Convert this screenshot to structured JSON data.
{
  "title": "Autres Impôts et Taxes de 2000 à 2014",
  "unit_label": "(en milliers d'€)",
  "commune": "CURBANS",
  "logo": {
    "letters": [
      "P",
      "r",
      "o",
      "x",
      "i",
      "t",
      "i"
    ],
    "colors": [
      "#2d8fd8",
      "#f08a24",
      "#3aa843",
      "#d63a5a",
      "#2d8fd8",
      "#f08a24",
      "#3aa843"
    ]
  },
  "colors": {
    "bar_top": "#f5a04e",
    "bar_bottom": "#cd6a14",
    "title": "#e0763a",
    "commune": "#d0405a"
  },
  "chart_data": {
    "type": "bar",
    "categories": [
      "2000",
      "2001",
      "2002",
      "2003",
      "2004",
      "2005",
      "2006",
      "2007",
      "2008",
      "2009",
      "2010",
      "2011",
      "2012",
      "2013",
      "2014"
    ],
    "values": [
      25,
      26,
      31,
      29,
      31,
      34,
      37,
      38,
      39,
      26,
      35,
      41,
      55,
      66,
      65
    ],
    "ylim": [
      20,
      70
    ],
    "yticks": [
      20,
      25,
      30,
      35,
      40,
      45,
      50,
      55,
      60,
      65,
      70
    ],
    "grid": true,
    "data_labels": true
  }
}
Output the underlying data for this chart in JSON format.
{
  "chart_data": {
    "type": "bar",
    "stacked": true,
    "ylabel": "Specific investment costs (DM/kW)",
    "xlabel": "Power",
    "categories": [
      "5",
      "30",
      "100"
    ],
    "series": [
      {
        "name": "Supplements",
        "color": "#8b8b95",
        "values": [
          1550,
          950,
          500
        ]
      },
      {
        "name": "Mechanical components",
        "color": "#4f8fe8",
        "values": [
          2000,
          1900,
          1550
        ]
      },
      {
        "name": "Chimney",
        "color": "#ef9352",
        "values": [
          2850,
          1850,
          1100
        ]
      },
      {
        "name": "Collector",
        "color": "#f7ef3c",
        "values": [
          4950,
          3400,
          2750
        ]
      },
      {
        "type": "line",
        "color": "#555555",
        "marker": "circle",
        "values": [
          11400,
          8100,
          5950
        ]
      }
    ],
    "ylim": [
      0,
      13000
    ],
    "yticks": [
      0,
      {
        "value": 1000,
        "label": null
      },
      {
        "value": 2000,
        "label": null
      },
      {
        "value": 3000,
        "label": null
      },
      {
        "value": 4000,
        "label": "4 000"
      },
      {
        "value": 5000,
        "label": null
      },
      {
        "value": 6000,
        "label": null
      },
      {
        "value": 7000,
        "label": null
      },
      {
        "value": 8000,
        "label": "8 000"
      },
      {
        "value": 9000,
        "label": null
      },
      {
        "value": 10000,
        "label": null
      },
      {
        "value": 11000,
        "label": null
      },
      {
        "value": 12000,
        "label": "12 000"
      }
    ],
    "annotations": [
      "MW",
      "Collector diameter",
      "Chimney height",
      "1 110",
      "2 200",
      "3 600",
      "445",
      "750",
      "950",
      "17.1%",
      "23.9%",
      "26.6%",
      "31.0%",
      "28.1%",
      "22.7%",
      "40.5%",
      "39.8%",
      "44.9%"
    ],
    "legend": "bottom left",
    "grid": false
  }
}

::::

From the entries above, copy each line holding "JSON".

Convert this screenshot to structured JSON data.
Output the underlying data for this chart in JSON format.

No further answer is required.